- [SELECTED EXTRACT]:
<<<<
Level 4: Chaos as a Service

Characteristics:

Platform for all teams
Advanced failure scenarios
Automated remediation testing
Culture of resilience

Designing Chaos Experiments

Experiment Template

# Experiment: [Name]

## Hypothesis
**Steady State:** [What is normal?]
**Disruption:** [What will we break?]
**Expected Outcome:** [System should remain in steady state]

## Scope
- **Service:** [Target service]
- **Blast Radius:** [Percentage/count of instances]
- **Duration:** [How long]
- **Environment:** [Production/staging]

## Preconditions
- [ ] Monitoring dashboards ready
- [ ] Team notified
- [ ] Rollback plan documented
- [ ] Off-hours/on-hours decision made
- [ ] Incident response team on standby

## Experiment Steps
1. [Establish baseline]
2. [Inject failure]
3. [Observe behavior]
4. [Measure metrics]
5. [Rollback]
6. [Analyze results]

## Success Criteria
- [ ] Steady state maintained
- [ ] No customer impact
- [ ] Graceful degradation observed
- [ ] Alerts fired appropriately

## Rollback Plan
[How to stop the experiment immediately]

## Results
[Document findings]

Example Experiment: Pod Failure

# chaos-experiment-001.yaml
experiment:
  name: "Backend Pod Failure Test"
  id: "EXP-001"
  date: "2025-10-16"

hypothesis:
  steady_state: "Order success rate >99.5%, p95 latency <500ms"
  disruption: "Kill 10% of backend pods"
  expected: "Kubernetes auto-healing maintains service levels"

scope:
  service: "order-service"
  namespace: "production"
  blast_radius: "10% of pods (2 out of 20)"
  duration: "5 minutes"

preconditions:
  - monitoring: "Grafana dashboard open"
>>>>
- [EXERCISE 1]:
Copy out the records word for word, from their first line through the line containing "collapse-ribbon-icon[interactable]: ⌃ —".

- [MATERIAL PROVIDED]:
<<<<
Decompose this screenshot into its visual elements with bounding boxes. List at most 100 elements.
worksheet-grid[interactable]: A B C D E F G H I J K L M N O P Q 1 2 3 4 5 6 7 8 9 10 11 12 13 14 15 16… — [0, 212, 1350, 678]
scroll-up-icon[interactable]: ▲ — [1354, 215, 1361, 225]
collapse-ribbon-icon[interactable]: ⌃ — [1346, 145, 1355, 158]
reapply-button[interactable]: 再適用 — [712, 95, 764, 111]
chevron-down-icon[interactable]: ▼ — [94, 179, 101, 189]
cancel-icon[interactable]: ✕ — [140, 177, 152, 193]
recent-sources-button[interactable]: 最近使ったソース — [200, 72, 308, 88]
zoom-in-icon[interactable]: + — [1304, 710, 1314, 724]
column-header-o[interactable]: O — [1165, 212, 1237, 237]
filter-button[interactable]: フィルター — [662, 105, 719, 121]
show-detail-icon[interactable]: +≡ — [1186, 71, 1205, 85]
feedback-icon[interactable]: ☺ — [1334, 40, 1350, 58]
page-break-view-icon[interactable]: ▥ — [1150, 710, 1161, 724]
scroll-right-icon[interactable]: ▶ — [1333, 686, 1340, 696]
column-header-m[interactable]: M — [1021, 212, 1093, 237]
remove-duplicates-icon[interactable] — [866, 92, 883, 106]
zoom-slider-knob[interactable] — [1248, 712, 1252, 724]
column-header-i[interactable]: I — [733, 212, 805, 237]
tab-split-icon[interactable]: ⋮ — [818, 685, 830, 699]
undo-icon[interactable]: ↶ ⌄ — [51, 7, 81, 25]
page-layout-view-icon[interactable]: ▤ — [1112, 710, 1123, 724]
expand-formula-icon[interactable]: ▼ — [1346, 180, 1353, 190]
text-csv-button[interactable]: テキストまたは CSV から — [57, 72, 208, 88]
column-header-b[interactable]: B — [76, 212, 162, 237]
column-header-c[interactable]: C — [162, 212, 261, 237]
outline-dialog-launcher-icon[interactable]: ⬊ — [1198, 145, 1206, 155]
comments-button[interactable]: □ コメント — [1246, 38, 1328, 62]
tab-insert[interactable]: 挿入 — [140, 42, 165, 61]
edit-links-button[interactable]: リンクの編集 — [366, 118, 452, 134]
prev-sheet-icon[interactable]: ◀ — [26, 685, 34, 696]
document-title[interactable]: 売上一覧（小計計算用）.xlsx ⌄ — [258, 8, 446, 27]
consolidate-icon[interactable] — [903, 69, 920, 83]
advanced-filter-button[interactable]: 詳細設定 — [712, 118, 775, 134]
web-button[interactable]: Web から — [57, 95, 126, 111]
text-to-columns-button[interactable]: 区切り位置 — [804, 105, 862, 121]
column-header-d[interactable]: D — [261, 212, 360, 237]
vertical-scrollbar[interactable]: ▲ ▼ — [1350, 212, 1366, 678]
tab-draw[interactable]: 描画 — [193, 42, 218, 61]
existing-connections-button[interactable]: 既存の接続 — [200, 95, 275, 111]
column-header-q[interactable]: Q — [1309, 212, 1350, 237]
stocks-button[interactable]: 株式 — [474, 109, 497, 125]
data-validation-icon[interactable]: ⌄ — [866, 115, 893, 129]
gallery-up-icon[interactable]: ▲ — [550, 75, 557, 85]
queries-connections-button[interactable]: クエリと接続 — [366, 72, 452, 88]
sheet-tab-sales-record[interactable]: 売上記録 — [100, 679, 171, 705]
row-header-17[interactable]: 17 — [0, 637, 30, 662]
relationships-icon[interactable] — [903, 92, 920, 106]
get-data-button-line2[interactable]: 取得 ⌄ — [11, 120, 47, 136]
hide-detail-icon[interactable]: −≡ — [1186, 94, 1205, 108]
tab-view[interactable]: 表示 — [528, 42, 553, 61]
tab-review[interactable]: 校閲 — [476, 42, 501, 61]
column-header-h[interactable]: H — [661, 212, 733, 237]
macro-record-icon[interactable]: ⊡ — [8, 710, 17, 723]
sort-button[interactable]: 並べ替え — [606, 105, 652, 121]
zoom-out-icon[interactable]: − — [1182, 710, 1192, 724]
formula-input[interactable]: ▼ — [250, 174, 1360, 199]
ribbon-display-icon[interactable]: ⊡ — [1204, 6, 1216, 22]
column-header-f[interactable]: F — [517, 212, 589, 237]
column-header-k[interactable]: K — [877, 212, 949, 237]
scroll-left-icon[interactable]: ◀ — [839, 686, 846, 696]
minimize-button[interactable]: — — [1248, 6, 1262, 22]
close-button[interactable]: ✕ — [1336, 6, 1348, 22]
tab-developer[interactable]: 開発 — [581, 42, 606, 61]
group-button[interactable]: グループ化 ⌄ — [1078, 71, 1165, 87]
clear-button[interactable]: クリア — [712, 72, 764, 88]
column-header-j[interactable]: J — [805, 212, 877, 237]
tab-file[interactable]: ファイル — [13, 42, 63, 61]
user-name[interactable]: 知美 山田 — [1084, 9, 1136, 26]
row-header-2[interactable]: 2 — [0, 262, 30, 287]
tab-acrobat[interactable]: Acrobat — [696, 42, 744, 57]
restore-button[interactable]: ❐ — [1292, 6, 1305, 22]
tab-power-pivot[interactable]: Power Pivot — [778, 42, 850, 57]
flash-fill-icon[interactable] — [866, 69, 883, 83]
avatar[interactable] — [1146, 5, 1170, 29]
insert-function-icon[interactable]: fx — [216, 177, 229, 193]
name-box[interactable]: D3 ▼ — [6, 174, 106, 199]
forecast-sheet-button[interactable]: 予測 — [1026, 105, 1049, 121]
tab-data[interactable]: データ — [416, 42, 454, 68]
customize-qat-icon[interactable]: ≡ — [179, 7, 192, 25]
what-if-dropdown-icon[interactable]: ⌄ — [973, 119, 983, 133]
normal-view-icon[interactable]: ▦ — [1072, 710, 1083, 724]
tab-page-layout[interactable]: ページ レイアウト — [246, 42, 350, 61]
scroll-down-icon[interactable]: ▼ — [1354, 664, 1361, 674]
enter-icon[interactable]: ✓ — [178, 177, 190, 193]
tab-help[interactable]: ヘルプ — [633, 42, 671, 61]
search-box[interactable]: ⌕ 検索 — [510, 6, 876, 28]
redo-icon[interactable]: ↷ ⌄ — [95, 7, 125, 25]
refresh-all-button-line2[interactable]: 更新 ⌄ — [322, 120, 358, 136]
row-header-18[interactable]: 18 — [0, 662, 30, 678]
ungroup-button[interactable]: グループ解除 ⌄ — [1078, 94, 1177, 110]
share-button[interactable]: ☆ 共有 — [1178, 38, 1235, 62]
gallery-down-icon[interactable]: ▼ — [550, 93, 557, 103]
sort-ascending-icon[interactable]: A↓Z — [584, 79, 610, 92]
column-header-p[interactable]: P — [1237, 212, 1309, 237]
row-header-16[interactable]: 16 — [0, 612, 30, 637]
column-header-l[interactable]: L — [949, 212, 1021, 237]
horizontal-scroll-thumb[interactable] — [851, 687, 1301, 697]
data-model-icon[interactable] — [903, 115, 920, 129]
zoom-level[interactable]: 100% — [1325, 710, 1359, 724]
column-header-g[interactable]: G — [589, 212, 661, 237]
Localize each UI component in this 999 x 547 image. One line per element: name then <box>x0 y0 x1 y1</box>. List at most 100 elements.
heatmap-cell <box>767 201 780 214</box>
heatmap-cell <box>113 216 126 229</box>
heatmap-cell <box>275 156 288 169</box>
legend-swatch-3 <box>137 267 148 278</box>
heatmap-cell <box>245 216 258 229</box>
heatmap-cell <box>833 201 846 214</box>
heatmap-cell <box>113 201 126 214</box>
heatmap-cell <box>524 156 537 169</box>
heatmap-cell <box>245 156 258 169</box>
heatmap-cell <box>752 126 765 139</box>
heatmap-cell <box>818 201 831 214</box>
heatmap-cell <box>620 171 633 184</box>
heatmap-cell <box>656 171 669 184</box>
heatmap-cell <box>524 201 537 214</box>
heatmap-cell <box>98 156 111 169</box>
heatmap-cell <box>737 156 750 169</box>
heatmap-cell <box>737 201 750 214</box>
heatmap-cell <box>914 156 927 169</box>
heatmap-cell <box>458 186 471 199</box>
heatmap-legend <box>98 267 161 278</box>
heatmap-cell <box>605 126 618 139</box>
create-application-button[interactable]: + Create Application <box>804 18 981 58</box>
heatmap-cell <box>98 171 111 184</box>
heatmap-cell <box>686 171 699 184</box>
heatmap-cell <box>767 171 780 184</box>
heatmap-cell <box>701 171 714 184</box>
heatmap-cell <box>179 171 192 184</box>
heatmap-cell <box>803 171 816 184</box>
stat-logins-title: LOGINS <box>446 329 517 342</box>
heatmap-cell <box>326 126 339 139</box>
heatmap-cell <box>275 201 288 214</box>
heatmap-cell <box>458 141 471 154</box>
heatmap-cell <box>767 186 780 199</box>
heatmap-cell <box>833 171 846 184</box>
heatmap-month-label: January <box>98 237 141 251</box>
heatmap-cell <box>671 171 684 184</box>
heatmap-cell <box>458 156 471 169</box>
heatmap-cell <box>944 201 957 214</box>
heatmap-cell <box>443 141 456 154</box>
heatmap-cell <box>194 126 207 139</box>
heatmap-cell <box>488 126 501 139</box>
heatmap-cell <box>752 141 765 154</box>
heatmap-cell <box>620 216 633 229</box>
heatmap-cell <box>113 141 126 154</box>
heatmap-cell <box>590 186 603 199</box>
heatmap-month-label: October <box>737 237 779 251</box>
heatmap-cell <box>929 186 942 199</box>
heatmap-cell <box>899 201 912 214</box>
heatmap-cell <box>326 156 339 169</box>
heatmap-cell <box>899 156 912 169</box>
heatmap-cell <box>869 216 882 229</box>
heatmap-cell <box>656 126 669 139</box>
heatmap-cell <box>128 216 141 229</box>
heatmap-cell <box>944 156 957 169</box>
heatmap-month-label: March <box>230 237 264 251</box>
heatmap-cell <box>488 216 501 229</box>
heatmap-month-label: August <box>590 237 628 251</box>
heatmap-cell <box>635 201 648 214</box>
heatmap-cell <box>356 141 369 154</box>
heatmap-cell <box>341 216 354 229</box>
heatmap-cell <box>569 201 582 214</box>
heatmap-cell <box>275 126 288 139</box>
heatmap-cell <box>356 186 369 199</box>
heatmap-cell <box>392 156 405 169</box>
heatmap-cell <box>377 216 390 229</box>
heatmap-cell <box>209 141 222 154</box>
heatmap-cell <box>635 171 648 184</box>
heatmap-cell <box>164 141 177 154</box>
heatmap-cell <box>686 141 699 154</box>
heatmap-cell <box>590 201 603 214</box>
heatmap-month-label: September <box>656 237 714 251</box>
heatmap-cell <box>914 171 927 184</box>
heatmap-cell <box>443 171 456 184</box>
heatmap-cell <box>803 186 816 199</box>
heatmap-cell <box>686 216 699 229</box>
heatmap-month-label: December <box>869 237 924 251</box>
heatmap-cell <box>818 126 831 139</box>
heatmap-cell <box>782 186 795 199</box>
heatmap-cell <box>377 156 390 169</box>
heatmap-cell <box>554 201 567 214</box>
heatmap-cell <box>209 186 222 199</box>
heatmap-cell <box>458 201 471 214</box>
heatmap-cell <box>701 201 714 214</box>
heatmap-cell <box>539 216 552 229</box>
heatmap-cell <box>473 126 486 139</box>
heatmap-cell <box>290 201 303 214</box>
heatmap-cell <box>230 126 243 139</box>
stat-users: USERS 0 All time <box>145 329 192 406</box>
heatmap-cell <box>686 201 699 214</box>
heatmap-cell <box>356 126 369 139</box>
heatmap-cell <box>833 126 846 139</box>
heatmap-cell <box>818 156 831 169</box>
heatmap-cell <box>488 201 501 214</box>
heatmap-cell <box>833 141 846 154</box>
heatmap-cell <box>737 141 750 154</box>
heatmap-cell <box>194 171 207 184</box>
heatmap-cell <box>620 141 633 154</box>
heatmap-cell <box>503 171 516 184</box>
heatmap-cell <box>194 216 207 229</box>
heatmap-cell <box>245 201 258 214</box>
>>>>
- [EXERCISE 2]:
What blast radius does the pod failure example in the chaos engineering text set?

- [OUTPUT 1]:
Decompose this screenshot into its visual elements with bounding boxes. List at most 100 elements.
worksheet-grid[interactable]: A B C D E F G H I J K L M N O P Q 1 2 3 4 5 6 7 8 9 10 11 12 13 14 15 16… — [0, 212, 1350, 678]
scroll-up-icon[interactable]: ▲ — [1354, 215, 1361, 225]
collapse-ribbon-icon[interactable]: ⌃ — [1346, 145, 1355, 158]

- [OUTPUT 2]:
10% of pods (2 out of 20)